Tekst:
■ ■ ■ ■
Degene die een veilig middel voor het aanmaken van elektronische handtekeningen op de markt brengt, zorgt er voor dat het veilig middel voldoet aan de bij of krachtens algemene maatregel van bestuur te stellen eisen en, ten bewijze daarvan, dat het veilig middel is voorzien van een verklaring van een door Onze Minister aangewezen instelling als bedoeld in artikel 18.17a of van een verklaring van een instelling die is aangewezen door de bevoegde autoriteiten van een andere lidstaat van de Europese Gemeenschap dan wel van een van de overige staten die partij zijn bij de Overeenkomst betreffende de Europese Economische Ruimte, dat het middel voldoet aan de eisen.

Artikel 18.17a

  • 1 Onze Minister kan een of meer instellingen aanwijzen die zijn belast met het beoordelen van de overeenstemming van een veilig middel voor het aanmaken van elektronische handtekeningen met de eisen bedoeld in artikel 18.17 en het daartoe afgeven van verklaringen.

  • 2 Bij of krachtens algemene maatregel van bestuur worden regels gesteld inzake:

    • a. de indiening van een aanvraag voor een aanwijzing;

    • b. de eisen waaraan instellingen moeten voldoen om voor een aanwijzing in aanmerking te komen;

    • c. voorschriften welke aan een aanwijzing kunnen worden verbonden, waaronder de duur waarvoor de aanwijzing geldt.

  • 3 Onze Minister trekt een aanwijzing in indien de aangewezen instelling niet meer voldoet aan de haar gestelde eisen om voor een aanwijzing in aanmerking te komen en de instelling niet binnen een door Onze Minister gestelde termijn heeft aangetoond aan de eisen te voldoen.

  • 4 Indien de aangewezen instelling aantoont redelijkerwijs niet binnen de gestelde termijn aan de gestelde eisen te kunnen voldoen, kan Onze Minister op verzoek van de aangewezen instelling de termijn bedoeld in het derde lid verlengen waarbinnen aan de criteria of voorschriften moet zijn voldaan.

  • 5 Onze Minister kan een aanwijzing intrekken indien de aangewezen instelling de bij of krachtens deze wet gestelde regels, dan wel de aan een aanwijzing verbonden voorschriften niet nakomt.
■ ■ ■ ■
Bronmateriaal:

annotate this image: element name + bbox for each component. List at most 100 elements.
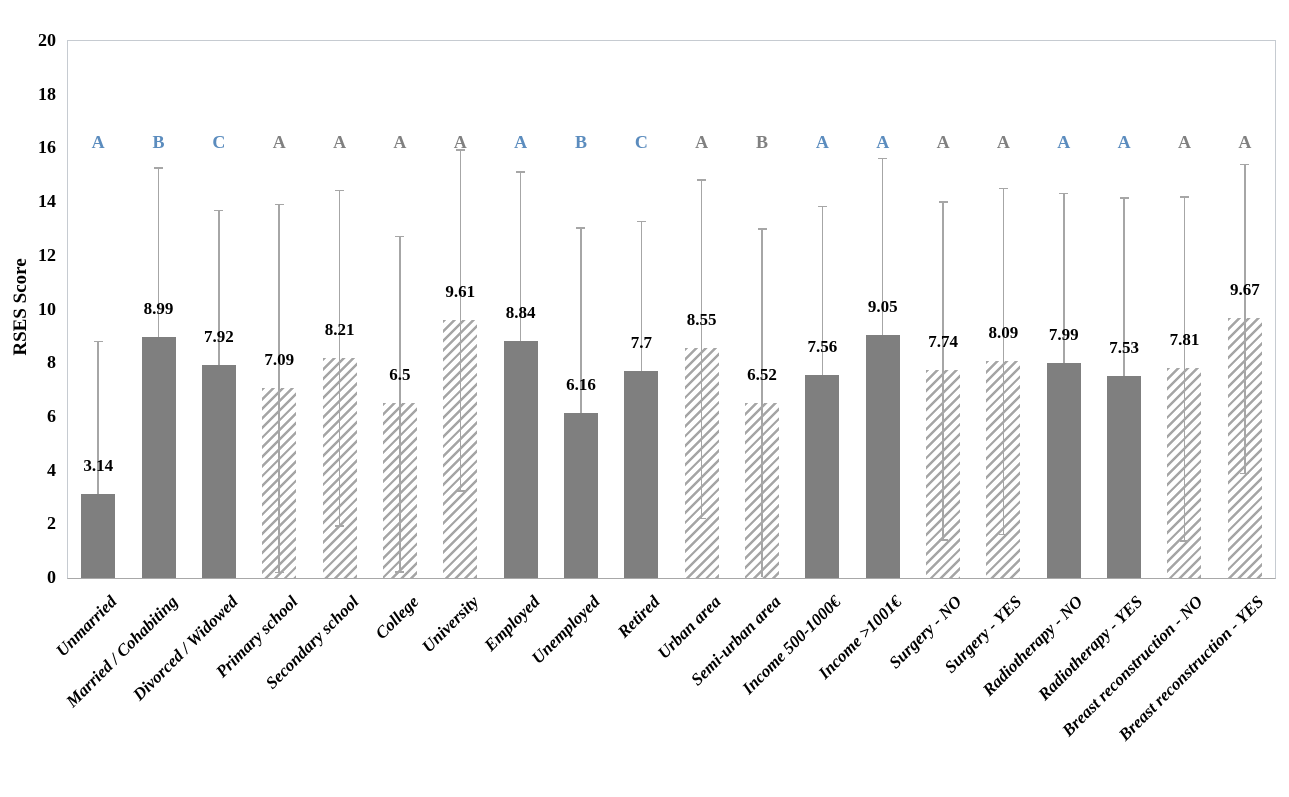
■ ■ ■ ■
Opdracht 1:
Schrijf alstublieft uit de tekst over elektronische handtekeningen letterlijk het stuk over dat begint bij "Degene die een" en eindigt bij "aan de eisen.".
Opdracht 2:
Herschrijf in de tekst over elektronische handtekeningen de alinea die begint met "Degene die een veilig middel" korter, met behoud van de belangrijkste feiten.

Antwoord 1:
Degene die een veilig middel voor het aanmaken van elektronische handtekeningen op de markt brengt, zorgt er voor dat het veilig middel voldoet aan de bij of krachtens algemene maatregel van bestuur te stellen eisen en, ten bewijze daarvan, dat het veilig middel is voorzien van een verklaring van een door Onze Minister aangewezen instelling als bedoeld in artikel 18.17a of van een verklaring van een instelling die is aangewezen door de bevoegde autoriteiten van een andere lidstaat van de Europese Gemeenschap dan wel van een van de overige staten die partij zijn bij de Overeenkomst betreffende de Europese Economische Ruimte, dat het middel voldoet aan de eisen.

Antwoord 2:
Wie een veilig middel voor het aanmaken van elektronische handtekeningen op de markt brengt, zorgt dat het voldoet aan de eisen die bij of krachtens algemene maatregel van bestuur worden gesteld. Als bewijs moet het middel een verklaring hebben dat het aan de eisen voldoet. Die verklaring komt van een instelling die Onze Minister heeft aangewezen volgens artikel 18.17a. Ze kan ook komen van een instelling die is aangewezen door de bevoegde autoriteiten van een andere lidstaat van de Europese Gemeenschap of van een andere staat die partij is bij de Overeenkomst betreffende de Europese Economische Ruimte.